[The task] Report only the number of lines in the records that contain the word "Expression".

[Exercise input]
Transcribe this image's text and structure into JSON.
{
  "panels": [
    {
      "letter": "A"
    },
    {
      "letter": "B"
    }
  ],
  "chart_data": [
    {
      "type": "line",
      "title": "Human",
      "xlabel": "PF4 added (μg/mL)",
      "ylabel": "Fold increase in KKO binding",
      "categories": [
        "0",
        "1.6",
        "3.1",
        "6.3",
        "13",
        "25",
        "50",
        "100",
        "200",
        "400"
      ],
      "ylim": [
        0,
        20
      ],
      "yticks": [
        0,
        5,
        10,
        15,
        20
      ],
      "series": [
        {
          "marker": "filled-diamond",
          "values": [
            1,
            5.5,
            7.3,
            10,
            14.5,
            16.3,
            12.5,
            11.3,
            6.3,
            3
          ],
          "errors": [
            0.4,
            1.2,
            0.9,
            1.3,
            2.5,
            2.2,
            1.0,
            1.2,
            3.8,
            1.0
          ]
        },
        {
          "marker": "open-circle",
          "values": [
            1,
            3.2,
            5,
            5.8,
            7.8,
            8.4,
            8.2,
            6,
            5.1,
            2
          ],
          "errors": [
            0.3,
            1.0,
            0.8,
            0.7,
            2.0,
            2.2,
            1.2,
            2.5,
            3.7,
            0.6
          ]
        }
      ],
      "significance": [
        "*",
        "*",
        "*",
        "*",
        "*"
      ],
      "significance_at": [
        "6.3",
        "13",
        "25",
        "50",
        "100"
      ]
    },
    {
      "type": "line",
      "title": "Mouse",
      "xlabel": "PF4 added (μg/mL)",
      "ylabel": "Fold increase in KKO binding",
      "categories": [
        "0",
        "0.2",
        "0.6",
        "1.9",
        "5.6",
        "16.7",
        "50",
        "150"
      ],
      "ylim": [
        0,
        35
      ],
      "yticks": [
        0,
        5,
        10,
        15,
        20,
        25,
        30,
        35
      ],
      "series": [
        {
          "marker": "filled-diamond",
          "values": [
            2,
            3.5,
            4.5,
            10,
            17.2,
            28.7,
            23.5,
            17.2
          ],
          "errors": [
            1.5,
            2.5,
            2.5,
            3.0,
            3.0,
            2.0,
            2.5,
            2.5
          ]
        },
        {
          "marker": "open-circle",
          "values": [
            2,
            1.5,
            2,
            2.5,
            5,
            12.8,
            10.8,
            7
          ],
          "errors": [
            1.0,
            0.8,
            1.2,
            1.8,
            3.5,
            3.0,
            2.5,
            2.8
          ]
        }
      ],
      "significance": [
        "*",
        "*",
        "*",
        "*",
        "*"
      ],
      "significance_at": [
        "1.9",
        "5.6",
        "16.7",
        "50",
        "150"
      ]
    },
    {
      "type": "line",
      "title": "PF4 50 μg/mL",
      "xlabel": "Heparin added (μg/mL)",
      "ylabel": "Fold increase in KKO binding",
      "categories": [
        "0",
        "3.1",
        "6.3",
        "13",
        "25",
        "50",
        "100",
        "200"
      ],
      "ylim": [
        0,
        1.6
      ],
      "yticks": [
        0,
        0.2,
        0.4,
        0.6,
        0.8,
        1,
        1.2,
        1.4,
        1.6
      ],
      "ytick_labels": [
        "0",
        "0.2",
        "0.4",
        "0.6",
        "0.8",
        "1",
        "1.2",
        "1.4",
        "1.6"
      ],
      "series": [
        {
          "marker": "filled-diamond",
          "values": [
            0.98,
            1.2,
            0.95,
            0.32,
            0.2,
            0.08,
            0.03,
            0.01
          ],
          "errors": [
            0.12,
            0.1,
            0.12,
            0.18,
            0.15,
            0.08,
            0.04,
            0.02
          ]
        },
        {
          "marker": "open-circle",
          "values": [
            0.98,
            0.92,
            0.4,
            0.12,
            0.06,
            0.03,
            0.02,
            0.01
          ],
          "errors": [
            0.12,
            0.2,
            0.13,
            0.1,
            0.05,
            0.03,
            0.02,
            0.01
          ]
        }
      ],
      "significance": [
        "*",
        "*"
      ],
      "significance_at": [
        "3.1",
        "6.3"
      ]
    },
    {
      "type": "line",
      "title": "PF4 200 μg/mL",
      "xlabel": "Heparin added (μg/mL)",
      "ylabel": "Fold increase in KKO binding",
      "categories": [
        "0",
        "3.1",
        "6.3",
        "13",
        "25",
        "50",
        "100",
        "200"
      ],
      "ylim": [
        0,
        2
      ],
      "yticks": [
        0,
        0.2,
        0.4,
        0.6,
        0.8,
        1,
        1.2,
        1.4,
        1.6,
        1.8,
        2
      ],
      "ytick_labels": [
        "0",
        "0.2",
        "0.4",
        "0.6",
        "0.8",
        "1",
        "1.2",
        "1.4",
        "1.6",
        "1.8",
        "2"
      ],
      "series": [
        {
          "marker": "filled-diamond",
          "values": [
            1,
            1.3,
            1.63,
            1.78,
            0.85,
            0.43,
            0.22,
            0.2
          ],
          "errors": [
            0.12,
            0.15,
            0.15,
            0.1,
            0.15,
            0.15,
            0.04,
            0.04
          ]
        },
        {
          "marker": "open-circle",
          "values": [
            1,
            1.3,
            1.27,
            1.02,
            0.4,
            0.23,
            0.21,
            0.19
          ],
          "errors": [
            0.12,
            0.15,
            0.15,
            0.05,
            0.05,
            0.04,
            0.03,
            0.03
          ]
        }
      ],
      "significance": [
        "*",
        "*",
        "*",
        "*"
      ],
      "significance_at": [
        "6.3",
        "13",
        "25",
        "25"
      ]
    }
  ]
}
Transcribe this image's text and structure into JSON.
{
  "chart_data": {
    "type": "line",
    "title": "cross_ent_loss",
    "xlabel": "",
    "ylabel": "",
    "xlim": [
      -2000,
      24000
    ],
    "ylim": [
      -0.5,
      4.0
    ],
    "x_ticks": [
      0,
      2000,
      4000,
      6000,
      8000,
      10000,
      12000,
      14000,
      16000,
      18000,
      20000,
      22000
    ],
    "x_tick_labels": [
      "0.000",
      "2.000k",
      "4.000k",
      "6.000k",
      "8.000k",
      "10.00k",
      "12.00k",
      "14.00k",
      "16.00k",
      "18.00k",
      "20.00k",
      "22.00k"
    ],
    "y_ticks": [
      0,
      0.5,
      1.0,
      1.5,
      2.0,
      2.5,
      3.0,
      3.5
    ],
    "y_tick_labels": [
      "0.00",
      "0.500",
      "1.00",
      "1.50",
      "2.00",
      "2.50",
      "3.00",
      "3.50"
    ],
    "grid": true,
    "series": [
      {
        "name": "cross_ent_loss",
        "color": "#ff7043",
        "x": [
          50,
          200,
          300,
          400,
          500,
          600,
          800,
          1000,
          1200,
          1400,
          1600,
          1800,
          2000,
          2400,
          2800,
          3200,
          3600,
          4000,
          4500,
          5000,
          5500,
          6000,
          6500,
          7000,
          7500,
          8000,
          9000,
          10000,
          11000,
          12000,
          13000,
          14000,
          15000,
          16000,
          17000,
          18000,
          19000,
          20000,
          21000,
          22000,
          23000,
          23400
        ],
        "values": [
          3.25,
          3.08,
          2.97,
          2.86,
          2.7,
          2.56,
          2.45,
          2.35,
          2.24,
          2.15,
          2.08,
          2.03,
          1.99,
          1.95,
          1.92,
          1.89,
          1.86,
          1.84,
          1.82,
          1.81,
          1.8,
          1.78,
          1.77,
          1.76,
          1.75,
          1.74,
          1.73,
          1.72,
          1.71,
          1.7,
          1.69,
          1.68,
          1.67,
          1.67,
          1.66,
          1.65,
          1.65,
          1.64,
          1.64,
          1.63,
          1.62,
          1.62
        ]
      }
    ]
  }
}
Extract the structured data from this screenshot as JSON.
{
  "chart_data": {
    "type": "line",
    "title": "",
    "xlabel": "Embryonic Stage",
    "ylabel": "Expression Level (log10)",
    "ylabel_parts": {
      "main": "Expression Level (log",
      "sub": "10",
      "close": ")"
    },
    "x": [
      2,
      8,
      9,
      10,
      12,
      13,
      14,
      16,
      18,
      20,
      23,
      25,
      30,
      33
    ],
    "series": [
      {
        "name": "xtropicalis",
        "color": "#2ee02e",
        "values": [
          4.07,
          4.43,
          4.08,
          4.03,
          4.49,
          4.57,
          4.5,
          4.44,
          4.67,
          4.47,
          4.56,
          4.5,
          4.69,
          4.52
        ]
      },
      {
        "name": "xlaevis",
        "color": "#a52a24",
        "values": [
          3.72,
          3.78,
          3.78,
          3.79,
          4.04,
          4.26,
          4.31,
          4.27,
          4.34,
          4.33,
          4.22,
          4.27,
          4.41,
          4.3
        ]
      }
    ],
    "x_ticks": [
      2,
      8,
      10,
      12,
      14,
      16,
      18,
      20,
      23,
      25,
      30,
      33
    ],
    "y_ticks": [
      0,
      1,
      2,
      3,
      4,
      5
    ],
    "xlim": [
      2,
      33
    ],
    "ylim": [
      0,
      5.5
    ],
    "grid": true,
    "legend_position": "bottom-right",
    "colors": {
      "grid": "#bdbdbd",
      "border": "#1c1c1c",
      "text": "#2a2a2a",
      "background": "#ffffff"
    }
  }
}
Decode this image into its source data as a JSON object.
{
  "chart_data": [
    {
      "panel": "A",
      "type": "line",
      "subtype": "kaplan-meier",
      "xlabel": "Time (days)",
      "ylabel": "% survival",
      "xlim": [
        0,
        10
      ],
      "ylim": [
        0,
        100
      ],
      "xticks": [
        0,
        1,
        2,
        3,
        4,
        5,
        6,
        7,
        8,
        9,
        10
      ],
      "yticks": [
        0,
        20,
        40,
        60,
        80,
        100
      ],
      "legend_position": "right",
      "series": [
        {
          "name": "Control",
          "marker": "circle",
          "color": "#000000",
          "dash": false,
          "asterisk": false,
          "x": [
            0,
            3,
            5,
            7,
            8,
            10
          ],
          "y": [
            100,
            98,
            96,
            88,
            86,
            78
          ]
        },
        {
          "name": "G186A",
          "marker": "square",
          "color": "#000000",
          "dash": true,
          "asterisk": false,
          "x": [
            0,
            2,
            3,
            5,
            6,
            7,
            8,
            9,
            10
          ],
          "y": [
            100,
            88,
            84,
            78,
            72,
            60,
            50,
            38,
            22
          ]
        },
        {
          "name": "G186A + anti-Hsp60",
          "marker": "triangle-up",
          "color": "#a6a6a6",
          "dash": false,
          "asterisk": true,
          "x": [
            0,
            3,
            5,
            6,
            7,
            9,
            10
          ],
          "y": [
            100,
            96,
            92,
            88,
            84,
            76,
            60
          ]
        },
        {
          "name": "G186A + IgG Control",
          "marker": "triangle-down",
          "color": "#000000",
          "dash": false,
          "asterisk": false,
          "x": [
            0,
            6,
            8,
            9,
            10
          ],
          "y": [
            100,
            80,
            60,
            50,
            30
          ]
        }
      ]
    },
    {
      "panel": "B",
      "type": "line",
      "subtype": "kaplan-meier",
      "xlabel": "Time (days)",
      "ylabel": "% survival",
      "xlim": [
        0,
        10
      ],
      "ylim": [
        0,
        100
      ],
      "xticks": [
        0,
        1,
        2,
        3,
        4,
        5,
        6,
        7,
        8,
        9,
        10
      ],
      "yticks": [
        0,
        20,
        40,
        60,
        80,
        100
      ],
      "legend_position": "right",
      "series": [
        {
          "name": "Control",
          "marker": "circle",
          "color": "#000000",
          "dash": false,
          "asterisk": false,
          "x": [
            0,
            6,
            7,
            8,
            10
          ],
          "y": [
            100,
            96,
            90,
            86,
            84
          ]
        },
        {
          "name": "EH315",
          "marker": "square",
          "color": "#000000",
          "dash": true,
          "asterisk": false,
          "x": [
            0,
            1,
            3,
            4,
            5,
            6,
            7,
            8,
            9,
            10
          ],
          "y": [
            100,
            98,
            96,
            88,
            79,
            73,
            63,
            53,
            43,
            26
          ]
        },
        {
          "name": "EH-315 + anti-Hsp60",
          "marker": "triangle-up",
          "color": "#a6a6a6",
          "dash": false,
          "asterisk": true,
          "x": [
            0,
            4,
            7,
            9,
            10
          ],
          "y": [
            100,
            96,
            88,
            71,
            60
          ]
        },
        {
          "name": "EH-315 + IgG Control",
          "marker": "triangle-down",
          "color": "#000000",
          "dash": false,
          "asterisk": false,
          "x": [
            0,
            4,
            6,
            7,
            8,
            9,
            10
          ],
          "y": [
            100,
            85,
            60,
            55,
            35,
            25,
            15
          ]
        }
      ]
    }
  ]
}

[Exercise output] 2